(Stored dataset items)
>>>>
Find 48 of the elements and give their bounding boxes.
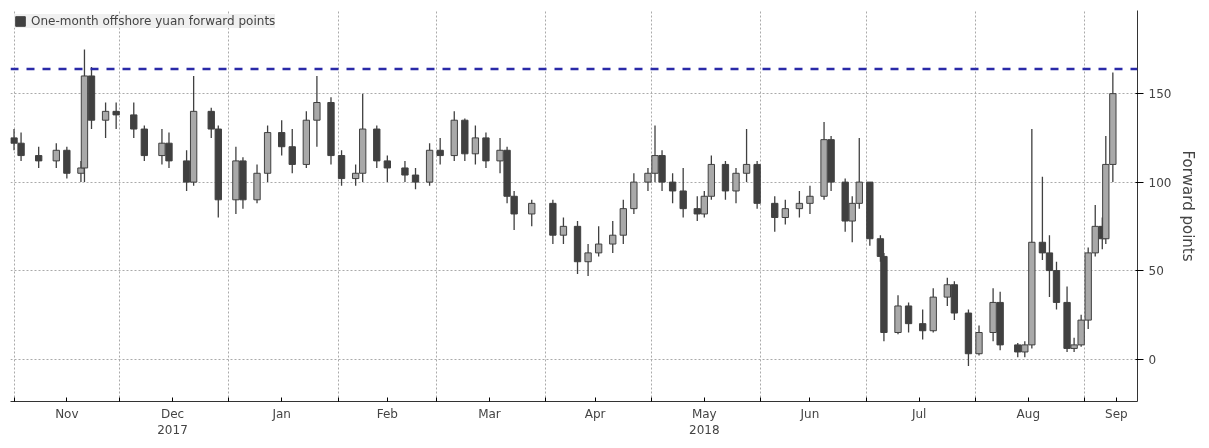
- x-tick-label: Jun: [799, 406, 820, 421]
- candlestick: [383, 154, 392, 183]
- candlestick: [112, 101, 120, 130]
- candlestick: [732, 167, 740, 204]
- candlestick: [278, 119, 286, 157]
- x-tick-label: Apr: [584, 406, 606, 421]
- candlestick: [528, 199, 536, 227]
- candlestick: [101, 101, 110, 139]
- candlestick: [436, 137, 444, 166]
- y-tick-label: 50: [1148, 264, 1164, 279]
- x-tick-label: Jan: [271, 406, 291, 421]
- x-tick-label: Nov: [55, 406, 79, 421]
- candlestick: [337, 149, 346, 187]
- candlestick: [771, 195, 779, 233]
- candlestick: [401, 160, 409, 183]
- candlestick: [679, 167, 687, 219]
- candlestick: [594, 225, 603, 258]
- candlestick: [288, 128, 296, 174]
- candlestick: [975, 324, 983, 357]
- candlestick: [609, 220, 617, 254]
- x-tick-label: Jul: [910, 406, 927, 421]
- y-tick-label: 0: [1148, 352, 1157, 367]
- candlestick: [584, 243, 592, 277]
- candlestick: [668, 172, 677, 204]
- x-tick-label: Feb: [376, 406, 398, 421]
- x-tick-label: May 2018: [689, 406, 720, 438]
- candlestick: [482, 131, 490, 169]
- candlestick: [742, 128, 751, 183]
- candlestick: [35, 146, 43, 169]
- x-tick-label: Sep: [1105, 406, 1128, 421]
- candlestick: [806, 185, 814, 215]
- x-tick-label: Aug: [1016, 406, 1041, 421]
- x-tick-label: Dec 2017: [157, 406, 188, 438]
- legend-label: One-month offshore yuan forward points: [31, 14, 276, 28]
- x-tick-label: Mar: [478, 406, 501, 421]
- y-tick-label: 100: [1148, 175, 1172, 190]
- candlestick: [919, 308, 927, 341]
- y-tick-label: 150: [1148, 87, 1172, 102]
- candlestick: [471, 124, 480, 166]
- candlestick: [63, 146, 71, 180]
- candlestick: [904, 301, 913, 334]
- candlestick: [781, 199, 789, 226]
- candlestick: [559, 216, 568, 245]
- candlestick: [52, 142, 60, 169]
- candlestick: [411, 167, 420, 190]
- y-axis-title: Forward points: [1179, 150, 1198, 262]
- candlestick: [795, 190, 804, 219]
- candlestick: [130, 101, 138, 139]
<<<<
*Exercise goal*. Reproduce the material above as a numbered list, omitting blank lines and leaving out the pictures.

*Output below*.
1. Find 48 of the elements and give their bounding boxes.
2. - x-tick-label: Jun: [799, 406, 820, 421]
3. - candlestick: [383, 154, 392, 183]
4. - candlestick: [112, 101, 120, 130]
5. - candlestick: [732, 167, 740, 204]
6. - candlestick: [278, 119, 286, 157]
7. - x-tick-label: Apr: [584, 406, 606, 421]
8. - candlestick: [528, 199, 536, 227]
9. - candlestick: [101, 101, 110, 139]
10. - candlestick: [436, 137, 444, 166]
11. - y-tick-label: 50: [1148, 264, 1164, 279]
12. - x-tick-label: Jan: [271, 406, 291, 421]
13. - x-tick-label: Nov: [55, 406, 79, 421]
14. - candlestick: [337, 149, 346, 187]
15. - candlestick: [771, 195, 779, 233]
16. - candlestick: [401, 160, 409, 183]
17. - candlestick: [679, 167, 687, 219]
18. - candlestick: [594, 225, 603, 258]
19. - candlestick: [288, 128, 296, 174]
20. - candlestick: [975, 324, 983, 357]
21. - candlestick: [609, 220, 617, 254]
22. - x-tick-label: Jul: [910, 406, 927, 421]
23. - y-tick-label: 0: [1148, 352, 1157, 367]
24. - candlestick: [584, 243, 592, 277]
25. - candlestick: [668, 172, 677, 204]
26. - x-tick-label: Feb: [376, 406, 398, 421]
27. - x-tick-label: May 2018: [689, 406, 720, 438]
28. - candlestick: [482, 131, 490, 169]
29. - candlestick: [742, 128, 751, 183]
30. - candlestick: [35, 146, 43, 169]
31. - x-tick-label: Sep: [1105, 406, 1128, 421]
32. - candlestick: [806, 185, 814, 215]
33. - x-tick-label: Aug: [1016, 406, 1041, 421]
34. - x-tick-label: Dec 2017: [157, 406, 188, 438]
35. - legend-label: One-month offshore yuan forward points: [31, 14, 276, 28]
36. - x-tick-label: Mar: [478, 406, 501, 421]
37. - y-tick-label: 100: [1148, 175, 1172, 190]
38. - candlestick: [919, 308, 927, 341]
39. - y-tick-label: 150: [1148, 87, 1172, 102]
40. - candlestick: [471, 124, 480, 166]
41. - candlestick: [63, 146, 71, 180]
42. - candlestick: [904, 301, 913, 334]
43. - candlestick: [781, 199, 789, 226]
44. - candlestick: [559, 216, 568, 245]
45. - candlestick: [52, 142, 60, 169]
46. - candlestick: [411, 167, 420, 190]
47. - y-axis-title: Forward points: [1179, 150, 1198, 262]
48. - candlestick: [795, 190, 804, 219]
49. - candlestick: [130, 101, 138, 139]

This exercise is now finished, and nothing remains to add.